[BEGIN Data]

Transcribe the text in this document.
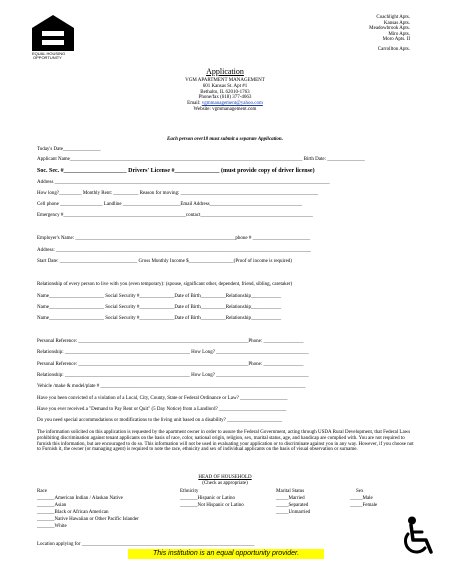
EQUAL HOUSING
OPPORTUNITY
Coachlight Apts.
Kansas Apts.
Meadowbrook Apts.
Miro Apts.
Moro Apts. II
Carrollton Apts.
Application
VGM APARTMENT MANAGEMENT
601 Kansas St. Apt #1
Bethalto, IL 62010-1763
Phone/fax (618) 377-4663
Email: vgmmanagement@yahoo.com
Website: vgmmanagement.com
Each person over18 must submit a separate Application.
Today's Date_______________
Applicant Name_____________________________________________________________________________________________ Birth Date: _______________
Soc. Sec. #_____________________ Drivers' License #_______________ (must provide copy of driver license)
Address ______________________________________________________________________________________________________________
How long?_________ Monthly Rent: __________ Reason for moving: _______________________________________________________
Cell phone _________________ Landline _______________________Email Address_____________________________________
Emergency #_________________________________________________contact_____________________________________________
Employer's Name: ________________________________________________________________phone # _______________________
Address: ______________________________________________________________________________________________________
Start Date: _______________________________ Gross Monthly Income $__________________(Proof of income is required)
Relationship of every person to live with you (even temporary): (spouse, significant other, dependent, friend, sibling, caretaker)
Name______________________ Social Security #______________Date of Birth__________Relationship____________
Name______________________ Social Security #______________Date of Birth__________Relationship____________
Name______________________ Social Security #______________Date of Birth__________Relationship____________
Personal Reference: ____________________________________________________________________Phone: ________________
Relationship: __________________________________________________ How Long? _____________________________________
Personal Reference: ____________________________________________________________________Phone: ________________
Relationship: __________________________________________________ How Long? _____________________________________
Vehicle /make & model/plate # __________________________________________________________________________________
Have you been convicted of a violation of a Local, City, County, State or Federal Ordinance or Law? ___________________
Have you ever received a "Demand to Pay Rent or Quit" (5 Day Notice) from a Landlord? ___________________________
Do you need special accommodations or modifications to the living unit based on a disability? ______________________
The information solicited on this application is requested by the apartment owner in order to assure the Federal Government, acting through USDA Rural Development, that Federal Laws prohibiting discrimination against tenant applicants on the basis of race, color, national origin, religion, sex, marital status, age, and handicap are complied with. You are not required to furnish this information, but are encouraged to do so. This information will not be used in evaluating your application or to discriminate against you in any way. However, if you choose not to Furnish it, the owner (or managing agent) is required to note the race, ethnicity and sex of individual applicants on the basis of visual observation or surname.
HEAD OF HOUSEHOLD
(Check as appropriate)
Race
_______American Indian / Alaskan Native
_______Asian
_______Black or African American
_______Native Hawaiian or Other Pacific Islander
_______White
Ethnicity
_______Hispanic or Latino
_______Not Hispanic or Latino
Marital Status
_____Married
_____Separated
_____Unmarried
Sex
_____Male
_____Female
Location applying for _____________________________________________________________________
This institution is an equal opportunity provider.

[END Data]

Problem statement
Wherever the string "Latino" appears in the entries above, list that line.

Complete output
_______Hispanic or Latino
_______Not Hispanic or Latino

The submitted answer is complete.